[Extracted records]
|---|

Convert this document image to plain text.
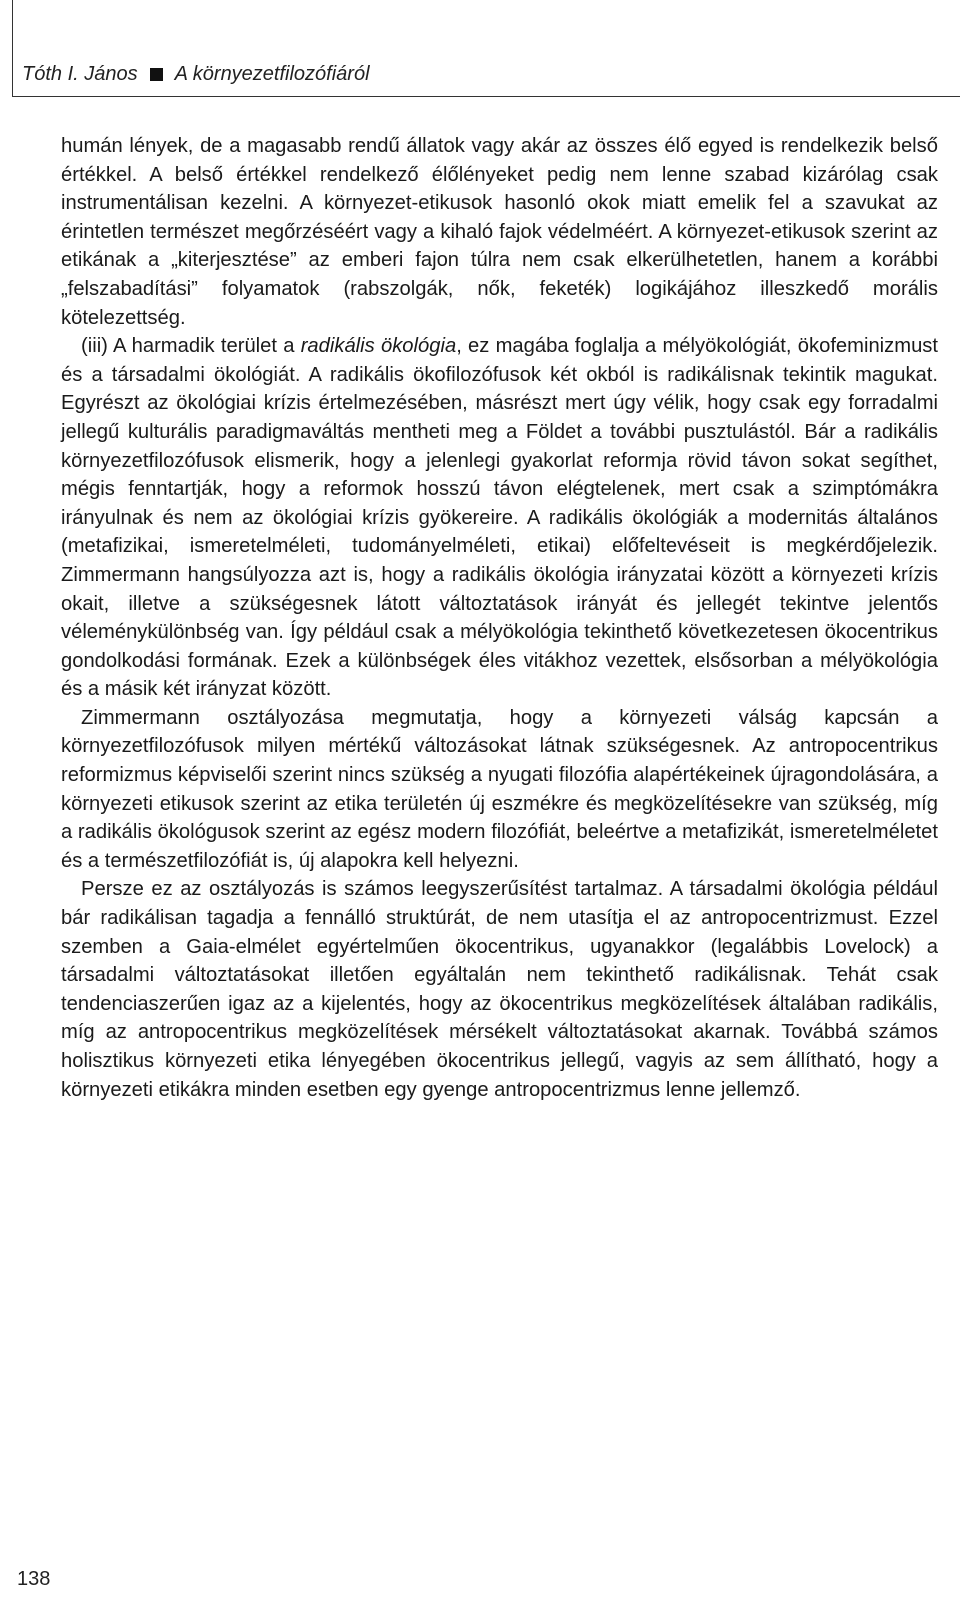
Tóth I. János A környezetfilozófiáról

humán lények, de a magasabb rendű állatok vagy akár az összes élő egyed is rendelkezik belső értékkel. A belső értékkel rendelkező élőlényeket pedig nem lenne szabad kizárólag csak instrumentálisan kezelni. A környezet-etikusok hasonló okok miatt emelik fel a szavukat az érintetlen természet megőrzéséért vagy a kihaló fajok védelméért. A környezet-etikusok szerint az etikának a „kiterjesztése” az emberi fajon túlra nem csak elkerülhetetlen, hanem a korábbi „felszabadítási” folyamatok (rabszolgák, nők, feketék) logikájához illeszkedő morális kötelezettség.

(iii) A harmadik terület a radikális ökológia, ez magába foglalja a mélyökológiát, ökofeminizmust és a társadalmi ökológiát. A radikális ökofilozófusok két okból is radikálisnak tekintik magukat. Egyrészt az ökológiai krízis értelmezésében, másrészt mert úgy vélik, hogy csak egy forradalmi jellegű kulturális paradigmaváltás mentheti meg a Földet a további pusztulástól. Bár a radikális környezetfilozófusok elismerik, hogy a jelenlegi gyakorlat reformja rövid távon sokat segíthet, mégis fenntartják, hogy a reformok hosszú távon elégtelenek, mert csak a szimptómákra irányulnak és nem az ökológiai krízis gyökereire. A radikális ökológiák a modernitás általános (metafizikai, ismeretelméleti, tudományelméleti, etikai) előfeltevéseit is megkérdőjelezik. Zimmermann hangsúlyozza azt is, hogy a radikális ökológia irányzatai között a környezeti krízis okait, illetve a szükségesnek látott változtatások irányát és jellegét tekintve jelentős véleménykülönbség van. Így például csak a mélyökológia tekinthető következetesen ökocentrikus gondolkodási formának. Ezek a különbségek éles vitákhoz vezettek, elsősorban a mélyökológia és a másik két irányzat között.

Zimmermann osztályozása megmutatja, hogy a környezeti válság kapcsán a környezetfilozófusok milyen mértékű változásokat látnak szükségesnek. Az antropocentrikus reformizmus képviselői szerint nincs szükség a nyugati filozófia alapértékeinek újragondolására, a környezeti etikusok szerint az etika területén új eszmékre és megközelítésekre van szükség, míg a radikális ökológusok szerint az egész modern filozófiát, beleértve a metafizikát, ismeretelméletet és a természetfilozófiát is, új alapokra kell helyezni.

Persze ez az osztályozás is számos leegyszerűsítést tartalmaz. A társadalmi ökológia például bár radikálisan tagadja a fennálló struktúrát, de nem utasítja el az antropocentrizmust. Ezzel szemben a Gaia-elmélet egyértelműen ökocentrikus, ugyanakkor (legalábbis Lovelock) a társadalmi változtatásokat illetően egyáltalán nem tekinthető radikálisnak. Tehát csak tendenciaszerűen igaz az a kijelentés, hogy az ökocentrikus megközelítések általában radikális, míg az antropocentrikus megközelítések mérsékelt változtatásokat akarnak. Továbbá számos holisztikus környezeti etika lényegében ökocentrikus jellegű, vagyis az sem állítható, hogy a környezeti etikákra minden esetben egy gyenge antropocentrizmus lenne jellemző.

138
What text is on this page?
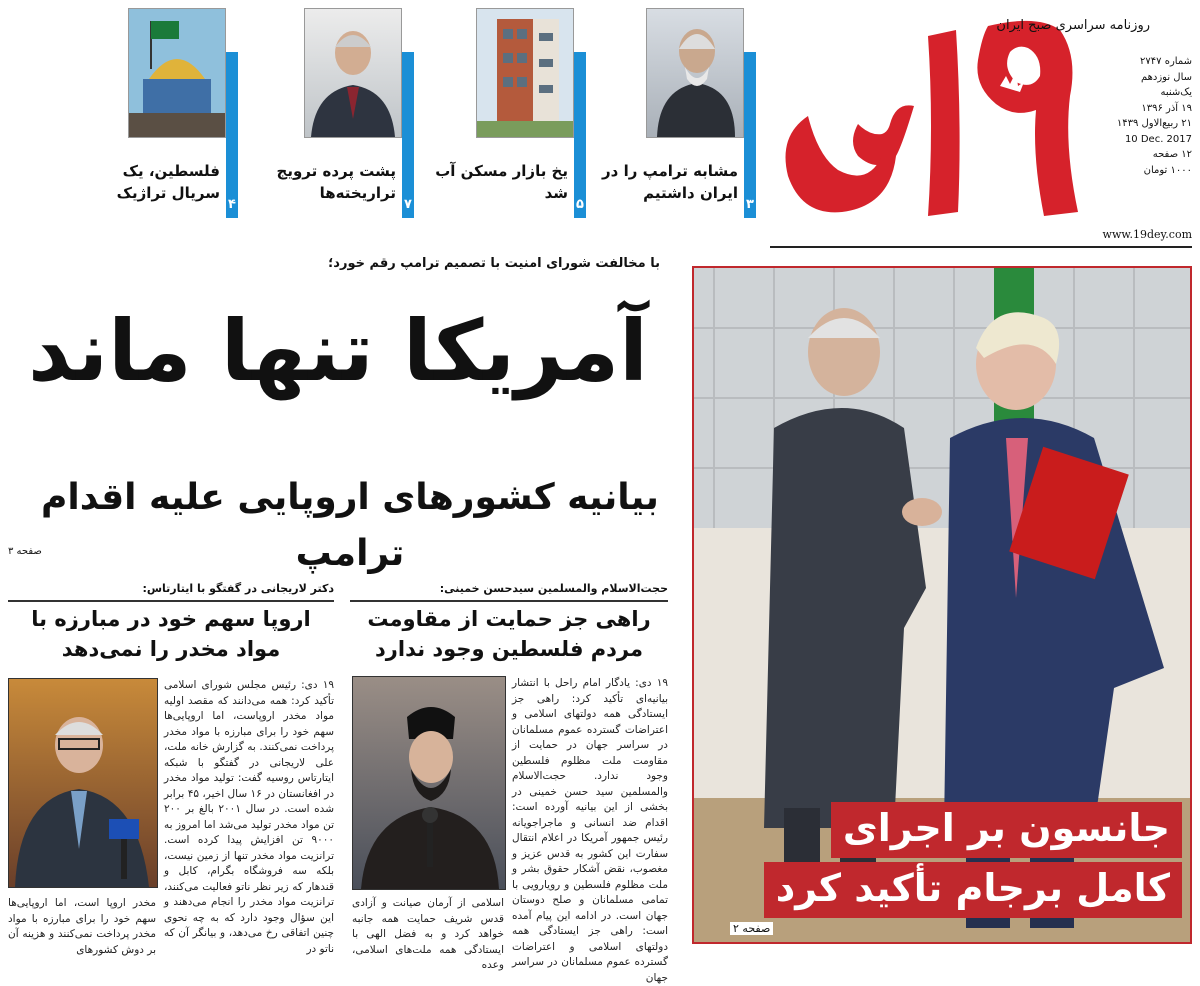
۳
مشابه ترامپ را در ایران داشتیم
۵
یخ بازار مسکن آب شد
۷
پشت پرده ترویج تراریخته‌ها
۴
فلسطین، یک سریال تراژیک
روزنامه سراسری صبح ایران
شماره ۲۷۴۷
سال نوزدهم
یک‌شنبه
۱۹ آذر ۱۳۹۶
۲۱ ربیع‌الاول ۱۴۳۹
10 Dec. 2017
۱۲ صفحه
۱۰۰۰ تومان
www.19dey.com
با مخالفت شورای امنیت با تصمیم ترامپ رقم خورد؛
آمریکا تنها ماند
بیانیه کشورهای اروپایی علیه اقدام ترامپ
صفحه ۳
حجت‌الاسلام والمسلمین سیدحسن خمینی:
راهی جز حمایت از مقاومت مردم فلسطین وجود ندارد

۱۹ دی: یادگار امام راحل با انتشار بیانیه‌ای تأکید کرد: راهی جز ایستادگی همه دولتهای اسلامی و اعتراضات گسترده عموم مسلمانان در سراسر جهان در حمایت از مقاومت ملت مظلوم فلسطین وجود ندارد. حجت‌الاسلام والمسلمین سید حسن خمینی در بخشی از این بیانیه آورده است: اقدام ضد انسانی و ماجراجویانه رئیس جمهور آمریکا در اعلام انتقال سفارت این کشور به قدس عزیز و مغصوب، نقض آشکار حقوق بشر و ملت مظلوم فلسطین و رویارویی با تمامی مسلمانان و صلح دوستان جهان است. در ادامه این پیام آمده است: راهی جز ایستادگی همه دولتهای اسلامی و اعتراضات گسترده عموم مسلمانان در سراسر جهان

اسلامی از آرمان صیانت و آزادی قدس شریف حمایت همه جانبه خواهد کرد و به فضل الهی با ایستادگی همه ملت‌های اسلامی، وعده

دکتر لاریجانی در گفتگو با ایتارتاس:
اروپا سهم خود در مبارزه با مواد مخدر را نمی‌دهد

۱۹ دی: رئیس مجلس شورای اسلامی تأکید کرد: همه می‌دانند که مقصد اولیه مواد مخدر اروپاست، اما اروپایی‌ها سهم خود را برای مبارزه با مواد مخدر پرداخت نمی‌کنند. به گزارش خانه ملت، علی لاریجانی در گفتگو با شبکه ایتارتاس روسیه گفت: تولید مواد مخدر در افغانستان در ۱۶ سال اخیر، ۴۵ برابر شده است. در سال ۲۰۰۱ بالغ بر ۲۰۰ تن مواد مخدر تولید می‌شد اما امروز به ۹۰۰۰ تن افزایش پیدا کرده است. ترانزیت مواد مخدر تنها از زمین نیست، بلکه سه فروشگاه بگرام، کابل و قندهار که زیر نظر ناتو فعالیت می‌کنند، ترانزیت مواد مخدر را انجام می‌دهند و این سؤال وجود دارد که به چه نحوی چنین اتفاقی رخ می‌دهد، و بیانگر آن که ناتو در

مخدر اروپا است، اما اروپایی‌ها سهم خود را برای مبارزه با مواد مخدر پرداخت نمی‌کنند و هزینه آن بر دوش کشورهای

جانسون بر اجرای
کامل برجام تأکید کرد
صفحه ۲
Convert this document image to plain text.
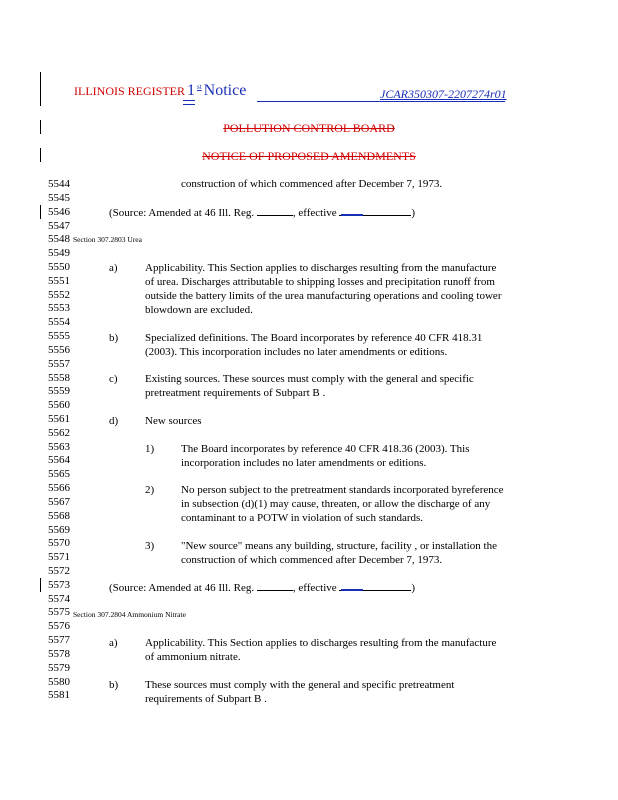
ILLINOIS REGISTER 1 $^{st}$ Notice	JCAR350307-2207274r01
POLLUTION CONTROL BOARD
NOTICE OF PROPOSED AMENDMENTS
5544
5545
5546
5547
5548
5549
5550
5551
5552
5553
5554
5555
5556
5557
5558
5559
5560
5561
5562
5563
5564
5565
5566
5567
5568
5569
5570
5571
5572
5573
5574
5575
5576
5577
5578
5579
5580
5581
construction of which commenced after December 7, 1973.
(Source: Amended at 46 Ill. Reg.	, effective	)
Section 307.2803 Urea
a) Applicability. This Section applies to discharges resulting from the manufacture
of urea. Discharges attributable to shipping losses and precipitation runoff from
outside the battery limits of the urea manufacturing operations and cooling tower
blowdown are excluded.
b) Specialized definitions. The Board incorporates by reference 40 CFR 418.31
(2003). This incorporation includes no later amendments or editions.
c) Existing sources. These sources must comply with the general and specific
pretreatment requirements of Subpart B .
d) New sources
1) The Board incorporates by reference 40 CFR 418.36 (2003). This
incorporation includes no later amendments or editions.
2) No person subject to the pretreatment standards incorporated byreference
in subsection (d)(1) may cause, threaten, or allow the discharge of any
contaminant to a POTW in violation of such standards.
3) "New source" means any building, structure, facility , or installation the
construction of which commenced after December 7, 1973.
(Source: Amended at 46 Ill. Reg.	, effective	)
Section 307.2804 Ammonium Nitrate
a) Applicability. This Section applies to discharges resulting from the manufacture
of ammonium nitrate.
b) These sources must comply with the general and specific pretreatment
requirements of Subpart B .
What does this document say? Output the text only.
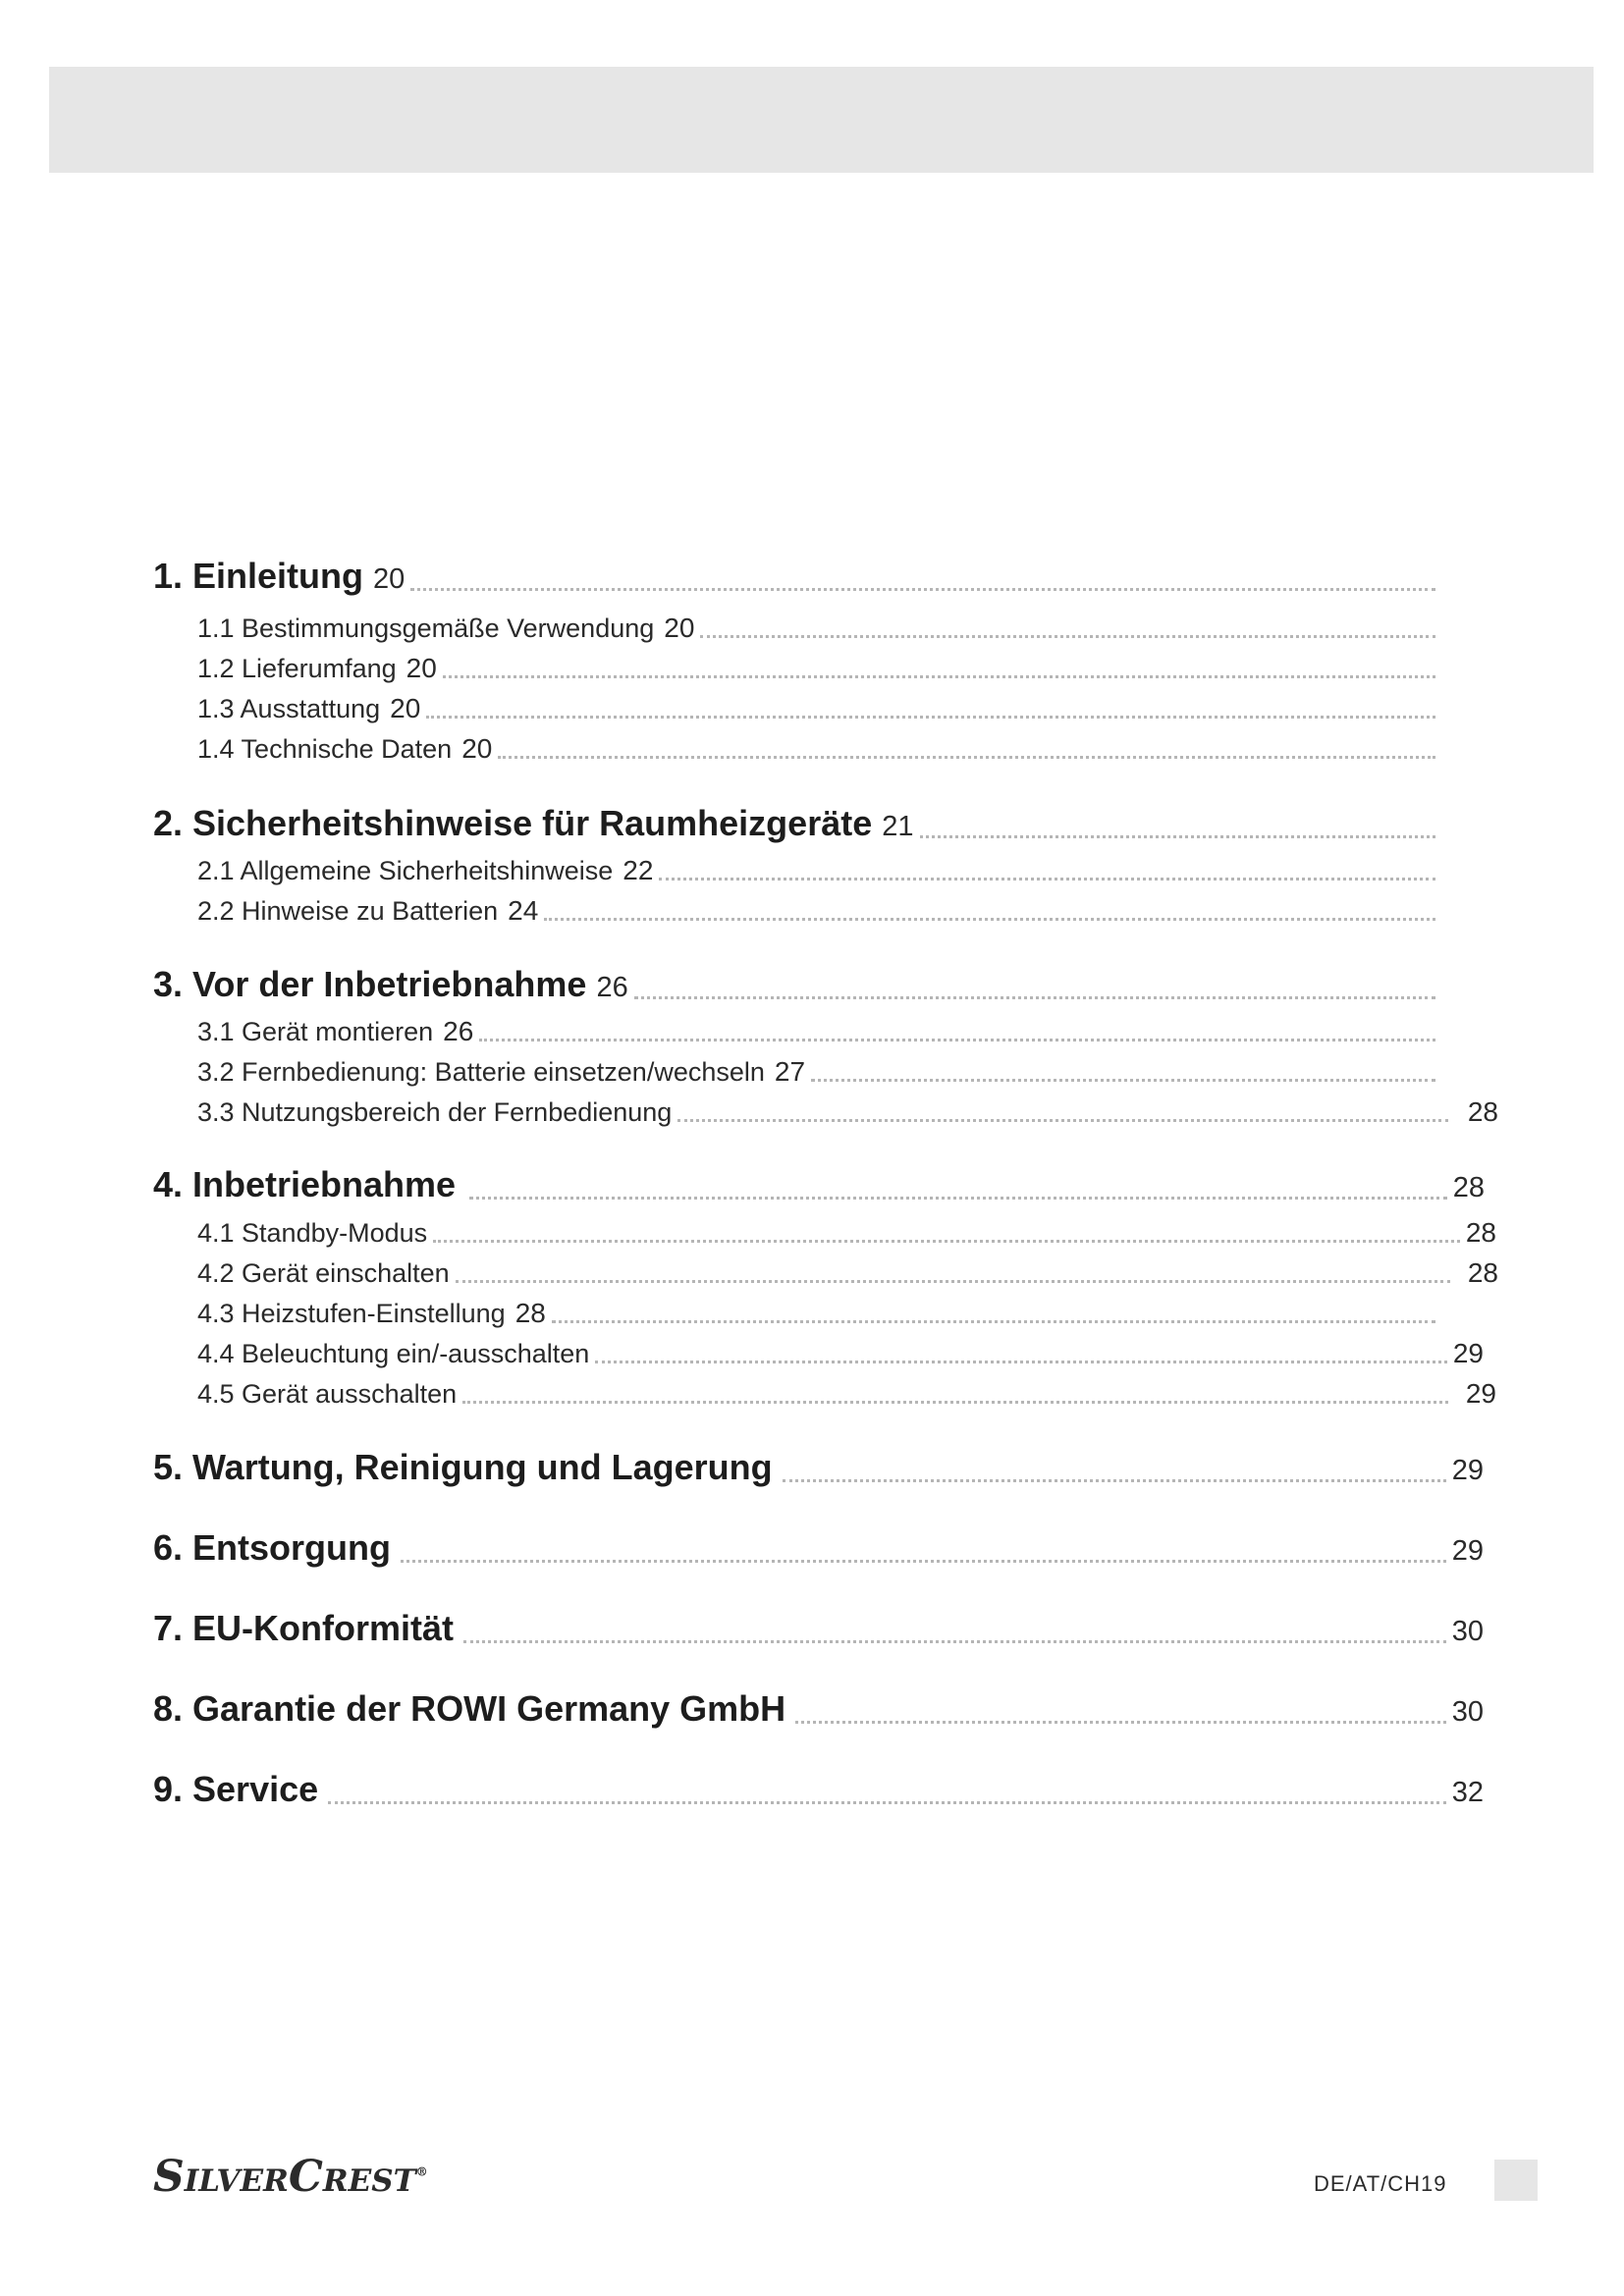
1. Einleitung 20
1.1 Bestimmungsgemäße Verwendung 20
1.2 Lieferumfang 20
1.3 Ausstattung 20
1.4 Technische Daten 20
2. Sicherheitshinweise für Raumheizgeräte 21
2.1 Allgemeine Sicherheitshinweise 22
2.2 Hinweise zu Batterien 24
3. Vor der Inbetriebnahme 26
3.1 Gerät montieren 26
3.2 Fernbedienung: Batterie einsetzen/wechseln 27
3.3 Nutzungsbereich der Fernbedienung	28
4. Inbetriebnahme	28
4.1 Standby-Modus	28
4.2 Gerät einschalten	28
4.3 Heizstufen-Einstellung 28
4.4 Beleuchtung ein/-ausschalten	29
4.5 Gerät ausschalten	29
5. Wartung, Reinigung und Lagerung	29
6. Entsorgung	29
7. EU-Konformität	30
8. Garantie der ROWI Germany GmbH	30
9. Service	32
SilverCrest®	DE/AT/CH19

|---|

--- What to work on ---
Tally the lines above containing "comply". Answer with the count only.

--- Answer to this task ---
2